— start —
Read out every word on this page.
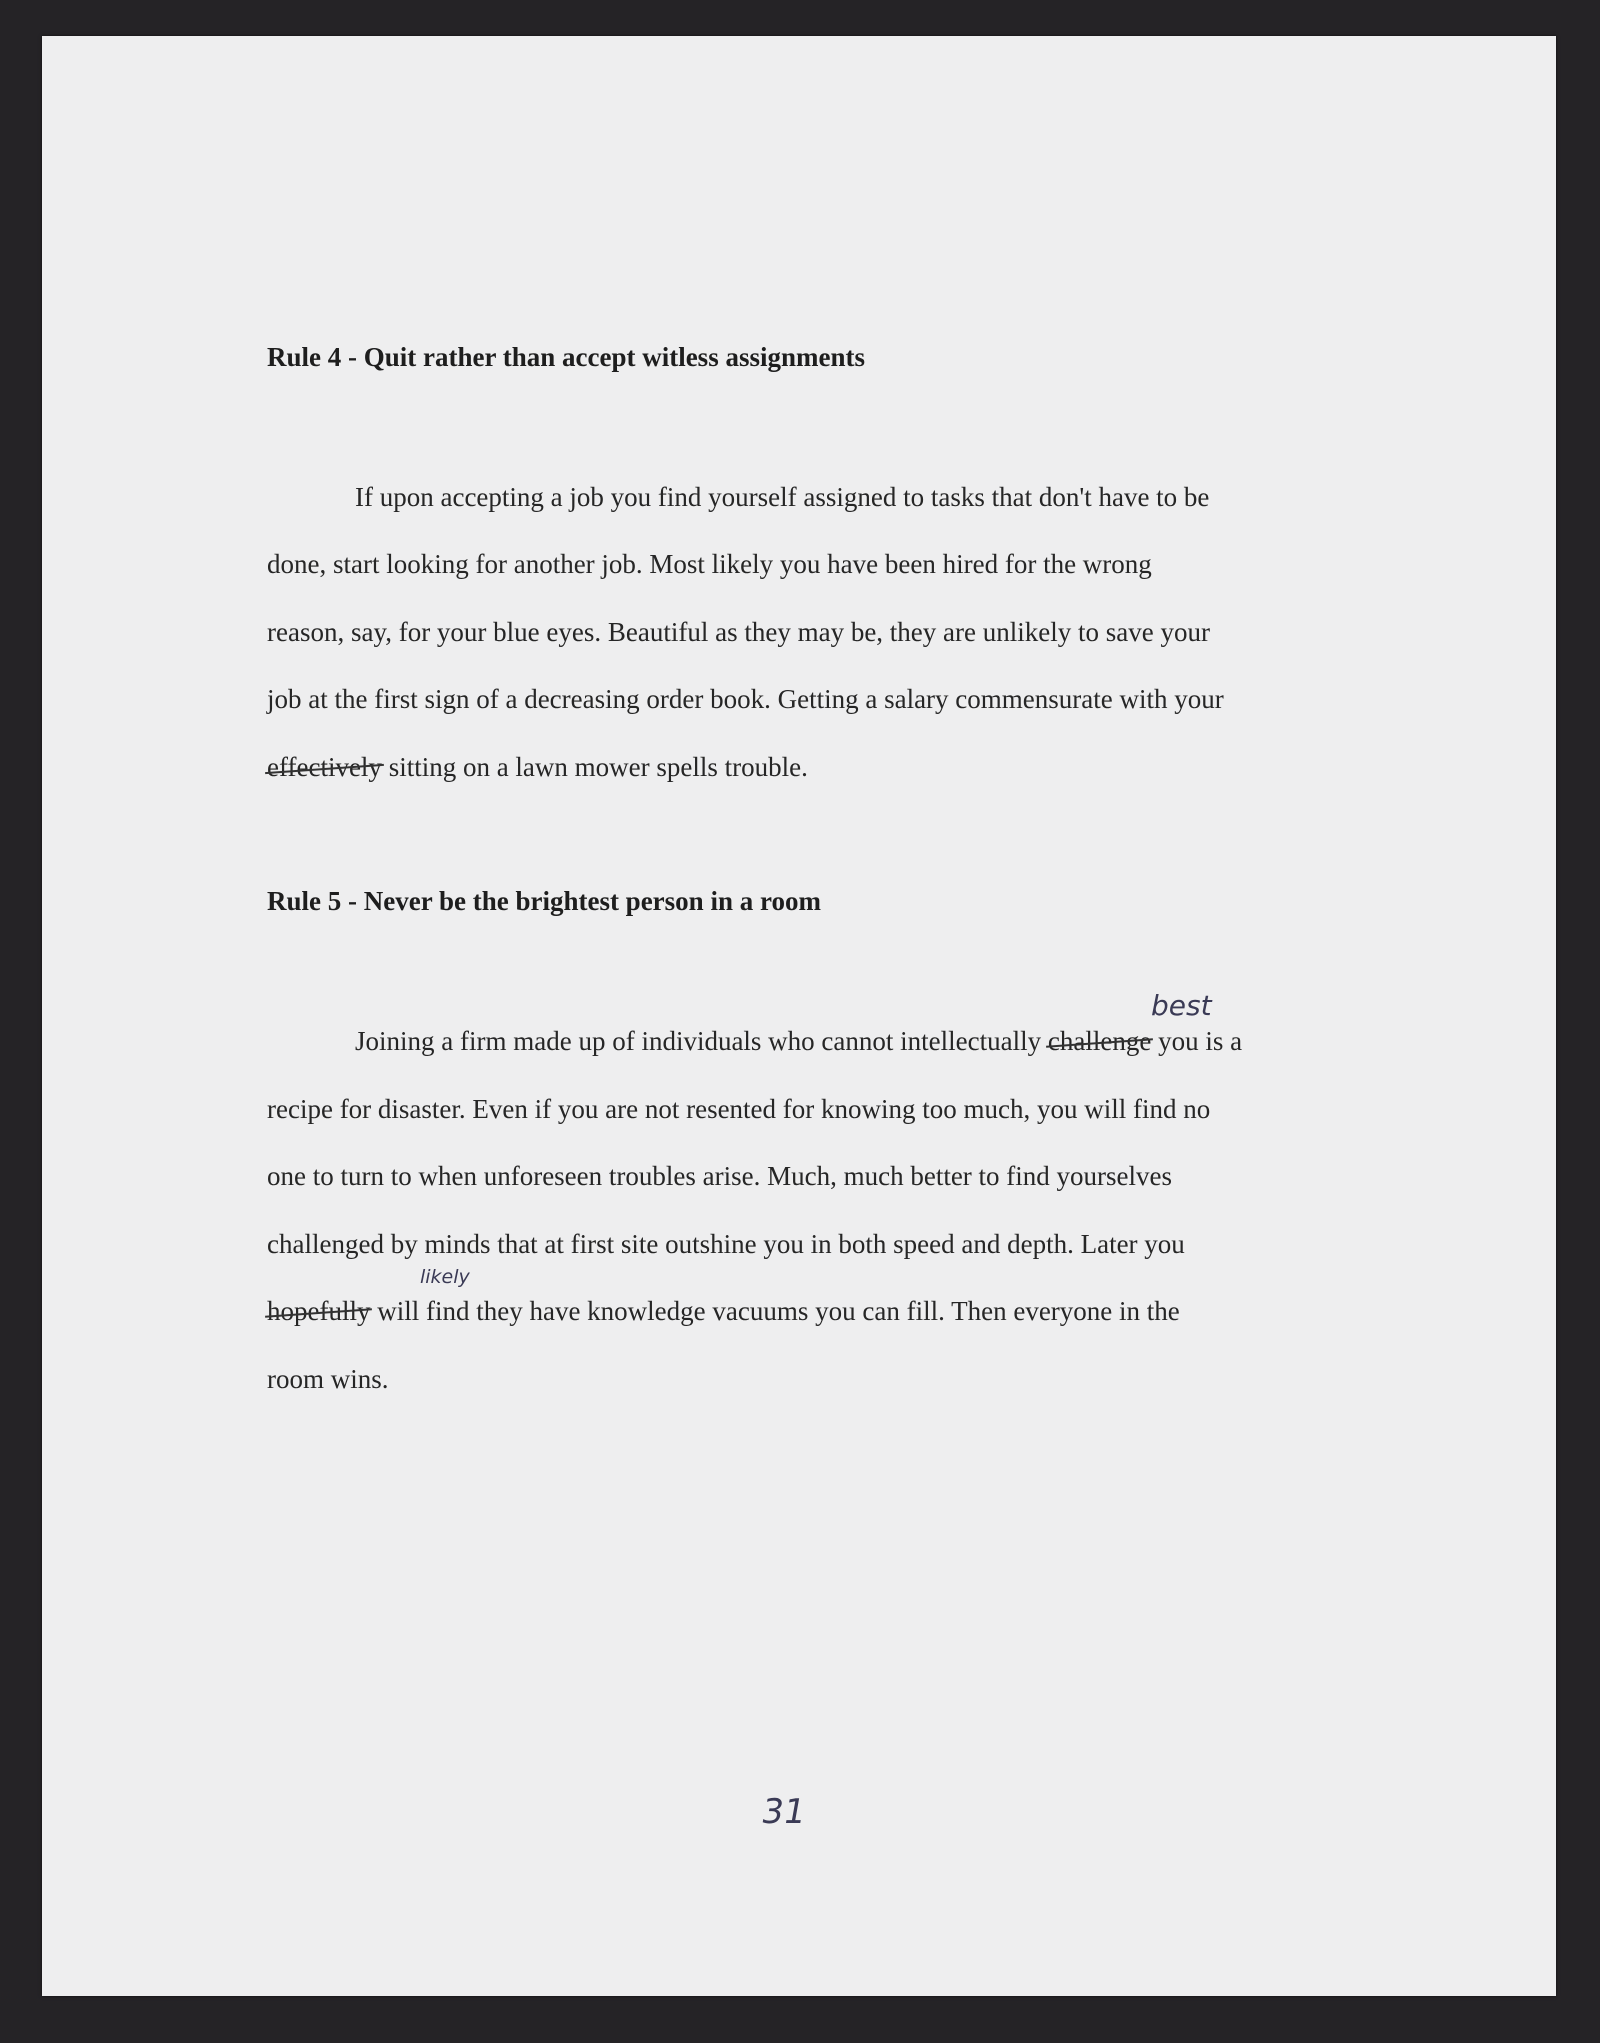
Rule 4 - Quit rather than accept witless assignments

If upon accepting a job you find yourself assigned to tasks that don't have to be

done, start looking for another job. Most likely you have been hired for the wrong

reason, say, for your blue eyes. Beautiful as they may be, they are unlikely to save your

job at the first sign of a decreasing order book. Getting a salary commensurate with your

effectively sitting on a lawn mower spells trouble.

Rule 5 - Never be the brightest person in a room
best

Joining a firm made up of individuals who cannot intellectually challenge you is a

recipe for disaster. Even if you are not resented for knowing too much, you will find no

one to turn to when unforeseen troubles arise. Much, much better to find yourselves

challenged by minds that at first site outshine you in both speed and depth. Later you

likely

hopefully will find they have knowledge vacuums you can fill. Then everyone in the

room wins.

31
— end —
> What you need to do: Take each line containing the string "find" and copy it out.

> Output of the exercise:
If upon accepting a job you find yourself assigned to tasks that don't have to be
recipe for disaster. Even if you are not resented for knowing too much, you will find no
one to turn to when unforeseen troubles arise. Much, much better to find yourselves
hopefully will find they have knowledge vacuums you can fill. Then everyone in the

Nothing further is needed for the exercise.